*** Provided entries ***
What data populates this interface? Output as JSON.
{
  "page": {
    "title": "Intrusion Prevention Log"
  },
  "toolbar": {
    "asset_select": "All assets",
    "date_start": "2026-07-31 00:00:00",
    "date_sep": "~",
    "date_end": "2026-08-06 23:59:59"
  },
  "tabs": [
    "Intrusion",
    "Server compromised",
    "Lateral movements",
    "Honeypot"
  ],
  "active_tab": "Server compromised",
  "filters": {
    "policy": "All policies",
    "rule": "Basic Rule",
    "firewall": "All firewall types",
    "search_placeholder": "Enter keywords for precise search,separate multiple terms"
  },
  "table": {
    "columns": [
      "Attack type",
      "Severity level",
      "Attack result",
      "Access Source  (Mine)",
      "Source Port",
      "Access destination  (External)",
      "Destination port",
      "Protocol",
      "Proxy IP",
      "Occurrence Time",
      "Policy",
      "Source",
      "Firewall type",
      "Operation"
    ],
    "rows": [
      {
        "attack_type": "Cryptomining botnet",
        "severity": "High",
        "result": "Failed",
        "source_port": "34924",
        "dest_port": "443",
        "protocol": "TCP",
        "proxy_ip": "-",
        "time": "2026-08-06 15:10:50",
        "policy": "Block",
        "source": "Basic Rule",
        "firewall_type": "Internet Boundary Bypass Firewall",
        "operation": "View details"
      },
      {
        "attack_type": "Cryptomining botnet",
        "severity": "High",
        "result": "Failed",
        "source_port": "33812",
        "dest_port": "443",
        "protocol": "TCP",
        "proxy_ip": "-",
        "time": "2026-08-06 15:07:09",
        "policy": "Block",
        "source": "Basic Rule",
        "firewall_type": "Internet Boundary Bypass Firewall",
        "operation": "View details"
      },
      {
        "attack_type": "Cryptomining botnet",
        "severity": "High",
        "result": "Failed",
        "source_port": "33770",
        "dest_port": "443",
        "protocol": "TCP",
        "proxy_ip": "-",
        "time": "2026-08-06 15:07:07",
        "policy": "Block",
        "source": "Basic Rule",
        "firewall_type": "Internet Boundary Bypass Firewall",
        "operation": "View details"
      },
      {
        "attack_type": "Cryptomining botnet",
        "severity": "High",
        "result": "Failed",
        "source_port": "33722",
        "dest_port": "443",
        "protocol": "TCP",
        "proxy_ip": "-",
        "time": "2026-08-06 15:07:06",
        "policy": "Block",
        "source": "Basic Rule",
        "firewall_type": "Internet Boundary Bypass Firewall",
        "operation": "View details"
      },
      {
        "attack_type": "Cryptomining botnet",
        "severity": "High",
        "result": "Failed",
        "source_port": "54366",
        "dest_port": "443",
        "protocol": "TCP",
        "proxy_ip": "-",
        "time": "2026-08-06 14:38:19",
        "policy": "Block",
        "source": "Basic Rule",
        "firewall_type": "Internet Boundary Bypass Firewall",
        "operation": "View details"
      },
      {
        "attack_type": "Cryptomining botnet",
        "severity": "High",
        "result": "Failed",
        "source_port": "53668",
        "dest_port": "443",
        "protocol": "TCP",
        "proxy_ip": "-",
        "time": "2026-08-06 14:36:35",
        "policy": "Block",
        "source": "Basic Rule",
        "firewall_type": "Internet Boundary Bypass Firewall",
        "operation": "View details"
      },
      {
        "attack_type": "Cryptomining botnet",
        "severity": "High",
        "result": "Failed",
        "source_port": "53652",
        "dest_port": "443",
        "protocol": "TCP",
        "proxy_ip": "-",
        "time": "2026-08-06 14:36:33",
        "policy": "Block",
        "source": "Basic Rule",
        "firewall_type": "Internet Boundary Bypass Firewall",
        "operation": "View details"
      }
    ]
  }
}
***
*Goal*: Word for word, write out all of the data above.

*Expected answer*:
What data populates this interface? Output as JSON.
{
  "page": {
    "title": "Intrusion Prevention Log"
  },
  "toolbar": {
    "asset_select": "All assets",
    "date_start": "2026-07-31 00:00:00",
    "date_sep": "~",
    "date_end": "2026-08-06 23:59:59"
  },
  "tabs": [
    "Intrusion",
    "Server compromised",
    "Lateral movements",
    "Honeypot"
  ],
  "active_tab": "Server compromised",
  "filters": {
    "policy": "All policies",
    "rule": "Basic Rule",
    "firewall": "All firewall types",
    "search_placeholder": "Enter keywords for precise search,separate multiple terms"
  },
  "table": {
    "columns": [
      "Attack type",
      "Severity level",
      "Attack result",
      "Access Source  (Mine)",
      "Source Port",
      "Access destination  (External)",
      "Destination port",
      "Protocol",
      "Proxy IP",
      "Occurrence Time",
      "Policy",
      "Source",
      "Firewall type",
      "Operation"
    ],
    "rows": [
      {
        "attack_type": "Cryptomining botnet",
        "severity": "High",
        "result": "Failed",
        "source_port": "34924",
        "dest_port": "443",
        "protocol": "TCP",
        "proxy_ip": "-",
        "time": "2026-08-06 15:10:50",
        "policy": "Block",
        "source": "Basic Rule",
        "firewall_type": "Internet Boundary Bypass Firewall",
        "operation": "View details"
      },
      {
        "attack_type": "Cryptomining botnet",
        "severity": "High",
        "result": "Failed",
        "source_port": "33812",
        "dest_port": "443",
        "protocol": "TCP",
        "proxy_ip": "-",
        "time": "2026-08-06 15:07:09",
        "policy": "Block",
        "source": "Basic Rule",
        "firewall_type": "Internet Boundary Bypass Firewall",
        "operation": "View details"
      },
      {
        "attack_type": "Cryptomining botnet",
        "severity": "High",
        "result": "Failed",
        "source_port": "33770",
        "dest_port": "443",
        "protocol": "TCP",
        "proxy_ip": "-",
        "time": "2026-08-06 15:07:07",
        "policy": "Block",
        "source": "Basic Rule",
        "firewall_type": "Internet Boundary Bypass Firewall",
        "operation": "View details"
      },
      {
        "attack_type": "Cryptomining botnet",
        "severity": "High",
        "result": "Failed",
        "source_port": "33722",
        "dest_port": "443",
        "protocol": "TCP",
        "proxy_ip": "-",
        "time": "2026-08-06 15:07:06",
        "policy": "Block",
        "source": "Basic Rule",
        "firewall_type": "Internet Boundary Bypass Firewall",
        "operation": "View details"
      },
      {
        "attack_type": "Cryptomining botnet",
        "severity": "High",
        "result": "Failed",
        "source_port": "54366",
        "dest_port": "443",
        "protocol": "TCP",
        "proxy_ip": "-",
        "time": "2026-08-06 14:38:19",
        "policy": "Block",
        "source": "Basic Rule",
        "firewall_type": "Internet Boundary Bypass Firewall",
        "operation": "View details"
      },
      {
        "attack_type": "Cryptomining botnet",
        "severity": "High",
        "result": "Failed",
        "source_port": "53668",
        "dest_port": "443",
        "protocol": "TCP",
        "proxy_ip": "-",
        "time": "2026-08-06 14:36:35",
        "policy": "Block",
        "source": "Basic Rule",
        "firewall_type": "Internet Boundary Bypass Firewall",
        "operation": "View details"
      },
      {
        "attack_type": "Cryptomining botnet",
        "severity": "High",
        "result": "Failed",
        "source_port": "53652",
        "dest_port": "443",
        "protocol": "TCP",
        "proxy_ip": "-",
        "time": "2026-08-06 14:36:33",
        "policy": "Block",
        "source": "Basic Rule",
        "firewall_type": "Internet Boundary Bypass Firewall",
        "operation": "View details"
      }
    ]
  }
}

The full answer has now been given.